Dataset entries:
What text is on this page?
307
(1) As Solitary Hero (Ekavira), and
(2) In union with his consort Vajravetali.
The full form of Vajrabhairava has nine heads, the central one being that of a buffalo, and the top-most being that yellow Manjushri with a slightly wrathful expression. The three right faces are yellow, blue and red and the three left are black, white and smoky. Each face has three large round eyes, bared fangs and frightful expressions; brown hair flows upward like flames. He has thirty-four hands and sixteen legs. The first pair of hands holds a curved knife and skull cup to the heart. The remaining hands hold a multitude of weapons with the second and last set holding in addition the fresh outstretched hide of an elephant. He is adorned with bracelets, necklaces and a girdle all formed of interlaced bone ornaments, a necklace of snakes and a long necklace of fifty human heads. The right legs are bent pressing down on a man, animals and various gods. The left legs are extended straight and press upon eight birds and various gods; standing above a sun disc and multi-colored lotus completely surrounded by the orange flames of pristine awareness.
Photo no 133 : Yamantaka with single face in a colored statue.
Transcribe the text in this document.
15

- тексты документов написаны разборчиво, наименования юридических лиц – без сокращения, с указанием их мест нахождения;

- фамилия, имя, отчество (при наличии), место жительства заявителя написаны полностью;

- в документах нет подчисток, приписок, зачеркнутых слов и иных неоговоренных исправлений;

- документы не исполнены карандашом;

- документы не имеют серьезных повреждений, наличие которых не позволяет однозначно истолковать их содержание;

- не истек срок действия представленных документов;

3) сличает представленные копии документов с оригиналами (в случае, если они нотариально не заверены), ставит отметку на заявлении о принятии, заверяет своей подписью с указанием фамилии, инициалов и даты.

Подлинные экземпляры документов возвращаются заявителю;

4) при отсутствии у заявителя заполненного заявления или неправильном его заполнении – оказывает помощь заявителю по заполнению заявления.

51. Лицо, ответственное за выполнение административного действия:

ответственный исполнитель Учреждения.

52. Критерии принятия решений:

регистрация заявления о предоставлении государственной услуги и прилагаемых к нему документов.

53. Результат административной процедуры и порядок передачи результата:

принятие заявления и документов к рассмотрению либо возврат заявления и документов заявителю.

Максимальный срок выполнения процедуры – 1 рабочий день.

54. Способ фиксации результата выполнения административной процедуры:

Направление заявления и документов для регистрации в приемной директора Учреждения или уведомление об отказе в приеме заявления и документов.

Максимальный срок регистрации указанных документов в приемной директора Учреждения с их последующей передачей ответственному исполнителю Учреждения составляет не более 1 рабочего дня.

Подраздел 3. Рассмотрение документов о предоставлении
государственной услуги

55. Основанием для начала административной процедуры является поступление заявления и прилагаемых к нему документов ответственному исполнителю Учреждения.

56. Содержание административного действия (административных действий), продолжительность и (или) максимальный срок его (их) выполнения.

Aim: Gather each line in the entries above where the string "нему" is found.

Exercise answer:
регистрация заявления о предоставлении государственной услуги и прилагаемых к нему документов.
55. Основанием для начала административной процедуры является поступление заявления и прилагаемых к нему документов ответственному исполнителю Учреждения.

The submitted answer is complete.